--- Record extracts ---
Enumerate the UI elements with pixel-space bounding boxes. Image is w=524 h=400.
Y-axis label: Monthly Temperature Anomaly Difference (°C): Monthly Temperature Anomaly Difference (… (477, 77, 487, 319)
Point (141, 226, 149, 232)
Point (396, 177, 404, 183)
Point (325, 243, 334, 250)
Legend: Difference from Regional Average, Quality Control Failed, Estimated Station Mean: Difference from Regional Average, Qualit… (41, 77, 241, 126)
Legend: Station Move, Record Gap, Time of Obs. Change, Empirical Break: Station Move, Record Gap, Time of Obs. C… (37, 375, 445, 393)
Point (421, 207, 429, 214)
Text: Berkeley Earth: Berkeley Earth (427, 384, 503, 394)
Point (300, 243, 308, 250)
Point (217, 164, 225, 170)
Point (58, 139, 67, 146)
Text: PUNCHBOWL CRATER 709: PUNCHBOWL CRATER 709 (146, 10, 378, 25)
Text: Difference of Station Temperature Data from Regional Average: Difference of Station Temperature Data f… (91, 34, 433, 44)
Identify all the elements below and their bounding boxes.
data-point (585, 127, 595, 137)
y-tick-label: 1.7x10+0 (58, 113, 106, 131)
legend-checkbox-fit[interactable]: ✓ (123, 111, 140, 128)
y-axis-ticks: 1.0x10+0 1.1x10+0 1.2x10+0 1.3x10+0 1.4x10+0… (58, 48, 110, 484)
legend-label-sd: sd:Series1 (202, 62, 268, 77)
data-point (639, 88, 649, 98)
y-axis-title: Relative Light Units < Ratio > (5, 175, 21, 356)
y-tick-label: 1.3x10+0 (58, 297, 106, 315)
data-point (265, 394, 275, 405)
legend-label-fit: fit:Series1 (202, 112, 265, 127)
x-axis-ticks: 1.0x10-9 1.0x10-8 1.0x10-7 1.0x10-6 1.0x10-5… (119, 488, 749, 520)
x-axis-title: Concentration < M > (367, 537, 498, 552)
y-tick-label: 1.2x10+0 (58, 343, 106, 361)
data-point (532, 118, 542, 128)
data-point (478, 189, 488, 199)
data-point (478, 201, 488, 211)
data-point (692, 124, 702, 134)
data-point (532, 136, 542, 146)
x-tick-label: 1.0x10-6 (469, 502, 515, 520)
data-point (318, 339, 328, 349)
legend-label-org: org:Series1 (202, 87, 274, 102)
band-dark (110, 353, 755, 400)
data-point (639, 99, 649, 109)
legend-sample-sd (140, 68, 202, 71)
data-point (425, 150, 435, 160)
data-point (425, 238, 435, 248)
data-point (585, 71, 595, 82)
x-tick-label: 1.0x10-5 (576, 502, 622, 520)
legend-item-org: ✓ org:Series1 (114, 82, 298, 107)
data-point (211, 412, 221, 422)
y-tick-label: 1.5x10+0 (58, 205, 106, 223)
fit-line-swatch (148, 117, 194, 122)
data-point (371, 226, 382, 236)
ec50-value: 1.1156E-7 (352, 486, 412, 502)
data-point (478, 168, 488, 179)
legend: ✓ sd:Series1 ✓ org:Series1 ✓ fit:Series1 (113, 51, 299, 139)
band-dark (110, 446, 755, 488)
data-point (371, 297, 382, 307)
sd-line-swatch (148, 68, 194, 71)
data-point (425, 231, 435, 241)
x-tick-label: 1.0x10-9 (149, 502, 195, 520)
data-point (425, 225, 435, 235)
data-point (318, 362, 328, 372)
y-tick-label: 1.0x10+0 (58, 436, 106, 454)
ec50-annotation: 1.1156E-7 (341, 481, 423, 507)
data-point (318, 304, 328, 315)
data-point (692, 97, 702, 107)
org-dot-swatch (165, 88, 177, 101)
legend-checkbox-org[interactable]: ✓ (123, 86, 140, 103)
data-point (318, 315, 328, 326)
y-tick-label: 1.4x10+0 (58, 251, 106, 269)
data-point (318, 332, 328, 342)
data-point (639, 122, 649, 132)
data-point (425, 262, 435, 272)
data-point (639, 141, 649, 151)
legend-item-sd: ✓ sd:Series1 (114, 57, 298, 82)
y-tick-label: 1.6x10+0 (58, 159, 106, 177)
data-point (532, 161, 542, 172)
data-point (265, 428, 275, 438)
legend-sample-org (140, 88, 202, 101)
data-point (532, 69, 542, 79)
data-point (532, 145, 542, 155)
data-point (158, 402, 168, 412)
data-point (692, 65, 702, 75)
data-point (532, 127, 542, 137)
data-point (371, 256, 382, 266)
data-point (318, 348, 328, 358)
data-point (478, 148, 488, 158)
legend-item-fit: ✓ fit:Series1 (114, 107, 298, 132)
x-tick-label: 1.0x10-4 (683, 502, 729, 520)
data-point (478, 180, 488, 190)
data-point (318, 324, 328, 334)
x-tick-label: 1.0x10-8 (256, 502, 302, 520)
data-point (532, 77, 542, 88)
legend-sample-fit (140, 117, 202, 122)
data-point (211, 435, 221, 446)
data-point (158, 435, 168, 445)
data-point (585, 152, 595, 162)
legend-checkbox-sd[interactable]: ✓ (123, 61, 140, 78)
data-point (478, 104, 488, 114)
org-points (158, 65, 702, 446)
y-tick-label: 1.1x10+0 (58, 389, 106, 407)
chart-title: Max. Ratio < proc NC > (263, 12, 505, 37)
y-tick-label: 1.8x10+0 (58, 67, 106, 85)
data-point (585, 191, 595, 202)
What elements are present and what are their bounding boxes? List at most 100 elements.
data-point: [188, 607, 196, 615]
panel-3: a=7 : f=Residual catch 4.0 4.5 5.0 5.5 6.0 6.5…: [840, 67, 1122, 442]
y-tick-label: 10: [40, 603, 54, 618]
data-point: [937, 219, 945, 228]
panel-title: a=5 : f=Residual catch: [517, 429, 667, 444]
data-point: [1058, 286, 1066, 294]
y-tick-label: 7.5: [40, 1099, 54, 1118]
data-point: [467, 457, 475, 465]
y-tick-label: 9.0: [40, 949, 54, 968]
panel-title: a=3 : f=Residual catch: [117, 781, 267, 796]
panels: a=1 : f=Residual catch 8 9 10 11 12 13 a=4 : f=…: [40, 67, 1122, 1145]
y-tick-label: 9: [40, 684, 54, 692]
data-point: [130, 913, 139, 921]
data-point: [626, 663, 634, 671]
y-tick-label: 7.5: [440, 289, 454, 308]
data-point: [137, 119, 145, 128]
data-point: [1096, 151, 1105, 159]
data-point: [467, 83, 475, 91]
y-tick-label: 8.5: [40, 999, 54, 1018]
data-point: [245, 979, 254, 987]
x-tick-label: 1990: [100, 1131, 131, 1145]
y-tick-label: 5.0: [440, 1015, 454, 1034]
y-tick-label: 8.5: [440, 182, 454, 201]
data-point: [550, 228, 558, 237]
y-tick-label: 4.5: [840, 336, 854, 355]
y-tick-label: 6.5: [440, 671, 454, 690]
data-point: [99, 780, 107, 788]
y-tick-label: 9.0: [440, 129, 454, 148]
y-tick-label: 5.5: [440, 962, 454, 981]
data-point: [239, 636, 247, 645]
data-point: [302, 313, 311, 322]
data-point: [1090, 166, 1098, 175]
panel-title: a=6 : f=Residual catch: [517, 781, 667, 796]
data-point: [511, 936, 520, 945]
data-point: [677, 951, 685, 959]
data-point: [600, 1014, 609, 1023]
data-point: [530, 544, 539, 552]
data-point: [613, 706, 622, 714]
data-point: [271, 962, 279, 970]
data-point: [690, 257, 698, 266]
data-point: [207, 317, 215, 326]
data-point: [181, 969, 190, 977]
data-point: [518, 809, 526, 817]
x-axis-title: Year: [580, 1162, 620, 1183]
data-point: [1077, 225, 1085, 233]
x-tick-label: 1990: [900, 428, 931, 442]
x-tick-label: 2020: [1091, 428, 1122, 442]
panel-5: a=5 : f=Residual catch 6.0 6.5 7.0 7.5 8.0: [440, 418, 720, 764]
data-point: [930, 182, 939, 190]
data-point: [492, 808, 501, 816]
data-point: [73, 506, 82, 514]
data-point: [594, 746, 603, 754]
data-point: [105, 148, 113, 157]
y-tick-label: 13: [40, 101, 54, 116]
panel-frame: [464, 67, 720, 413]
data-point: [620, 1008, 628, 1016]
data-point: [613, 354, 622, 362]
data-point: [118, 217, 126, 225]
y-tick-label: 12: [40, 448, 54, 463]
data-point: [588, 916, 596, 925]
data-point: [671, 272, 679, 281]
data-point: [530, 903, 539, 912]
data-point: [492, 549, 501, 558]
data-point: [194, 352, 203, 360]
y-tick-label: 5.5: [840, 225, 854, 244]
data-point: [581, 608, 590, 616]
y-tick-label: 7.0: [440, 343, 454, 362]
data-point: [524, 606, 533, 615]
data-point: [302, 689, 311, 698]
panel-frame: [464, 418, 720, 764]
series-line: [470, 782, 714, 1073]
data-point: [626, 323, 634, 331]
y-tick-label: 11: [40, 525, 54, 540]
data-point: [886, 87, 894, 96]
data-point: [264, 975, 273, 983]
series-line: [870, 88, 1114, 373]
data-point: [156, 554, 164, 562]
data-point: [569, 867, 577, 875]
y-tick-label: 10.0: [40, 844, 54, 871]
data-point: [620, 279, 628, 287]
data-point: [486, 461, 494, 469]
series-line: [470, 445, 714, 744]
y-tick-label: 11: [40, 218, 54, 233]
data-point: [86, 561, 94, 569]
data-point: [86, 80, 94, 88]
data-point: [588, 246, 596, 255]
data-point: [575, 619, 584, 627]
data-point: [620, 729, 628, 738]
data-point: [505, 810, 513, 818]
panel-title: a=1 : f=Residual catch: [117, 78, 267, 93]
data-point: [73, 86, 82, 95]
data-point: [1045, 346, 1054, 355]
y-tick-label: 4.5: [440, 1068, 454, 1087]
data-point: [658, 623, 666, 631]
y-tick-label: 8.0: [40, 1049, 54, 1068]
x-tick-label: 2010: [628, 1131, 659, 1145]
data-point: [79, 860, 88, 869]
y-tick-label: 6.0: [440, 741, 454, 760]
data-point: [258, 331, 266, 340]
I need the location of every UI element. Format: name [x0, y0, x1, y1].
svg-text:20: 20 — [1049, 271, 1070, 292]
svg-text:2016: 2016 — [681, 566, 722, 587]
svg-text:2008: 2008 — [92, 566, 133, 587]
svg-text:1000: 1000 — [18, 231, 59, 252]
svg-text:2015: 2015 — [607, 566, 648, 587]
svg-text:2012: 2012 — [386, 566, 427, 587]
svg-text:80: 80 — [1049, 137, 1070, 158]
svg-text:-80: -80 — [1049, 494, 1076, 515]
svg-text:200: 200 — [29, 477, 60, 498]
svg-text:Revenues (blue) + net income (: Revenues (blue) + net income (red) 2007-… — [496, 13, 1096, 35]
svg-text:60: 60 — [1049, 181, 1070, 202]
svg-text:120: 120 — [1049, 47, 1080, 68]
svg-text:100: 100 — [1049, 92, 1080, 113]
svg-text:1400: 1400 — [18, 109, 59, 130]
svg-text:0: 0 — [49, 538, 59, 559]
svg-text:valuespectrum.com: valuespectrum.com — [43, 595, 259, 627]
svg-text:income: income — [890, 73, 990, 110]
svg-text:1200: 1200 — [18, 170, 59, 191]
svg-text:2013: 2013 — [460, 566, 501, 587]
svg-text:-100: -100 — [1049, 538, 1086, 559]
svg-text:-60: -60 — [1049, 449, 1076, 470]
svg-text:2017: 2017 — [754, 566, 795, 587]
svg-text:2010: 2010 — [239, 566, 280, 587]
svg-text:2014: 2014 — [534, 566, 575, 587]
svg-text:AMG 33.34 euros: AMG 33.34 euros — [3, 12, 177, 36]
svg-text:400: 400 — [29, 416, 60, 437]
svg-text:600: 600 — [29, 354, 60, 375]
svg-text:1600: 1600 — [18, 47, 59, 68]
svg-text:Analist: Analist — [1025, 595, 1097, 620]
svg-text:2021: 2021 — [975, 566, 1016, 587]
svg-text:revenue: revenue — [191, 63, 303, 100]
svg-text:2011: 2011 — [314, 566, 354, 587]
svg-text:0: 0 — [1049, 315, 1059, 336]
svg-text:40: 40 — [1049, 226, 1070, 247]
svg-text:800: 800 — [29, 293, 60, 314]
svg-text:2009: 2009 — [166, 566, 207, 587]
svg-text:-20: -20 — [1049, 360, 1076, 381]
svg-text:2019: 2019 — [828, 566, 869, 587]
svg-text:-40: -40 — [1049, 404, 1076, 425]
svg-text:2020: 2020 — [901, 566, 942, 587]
---
Prompt: Reproduce, word for word, the portion of the entries above that runs from the first line through the line containing "legend-checkbox-fit[interactable]: ✓ (123, 111, 140, 128)", including that line.

Written answer:
Enumerate the UI elements with pixel-space bounding boxes. Image is w=524 h=400.
Y-axis label: Monthly Temperature Anomaly Difference (°C): Monthly Temperature Anomaly Difference (… (477, 77, 487, 319)
Point (141, 226, 149, 232)
Point (396, 177, 404, 183)
Point (325, 243, 334, 250)
Legend: Difference from Regional Average, Quality Control Failed, Estimated Station Mean: Difference from Regional Average, Qualit… (41, 77, 241, 126)
Legend: Station Move, Record Gap, Time of Obs. Change, Empirical Break: Station Move, Record Gap, Time of Obs. C… (37, 375, 445, 393)
Point (421, 207, 429, 214)
Text: Berkeley Earth: Berkeley Earth (427, 384, 503, 394)
Point (300, 243, 308, 250)
Point (217, 164, 225, 170)
Point (58, 139, 67, 146)
Text: PUNCHBOWL CRATER 709: PUNCHBOWL CRATER 709 (146, 10, 378, 25)
Text: Difference of Station Temperature Data from Regional Average: Difference of Station Temperature Data f… (91, 34, 433, 44)
Identify all the elements below and their bounding boxes.
data-point (585, 127, 595, 137)
y-tick-label: 1.7x10+0 (58, 113, 106, 131)
legend-checkbox-fit[interactable]: ✓ (123, 111, 140, 128)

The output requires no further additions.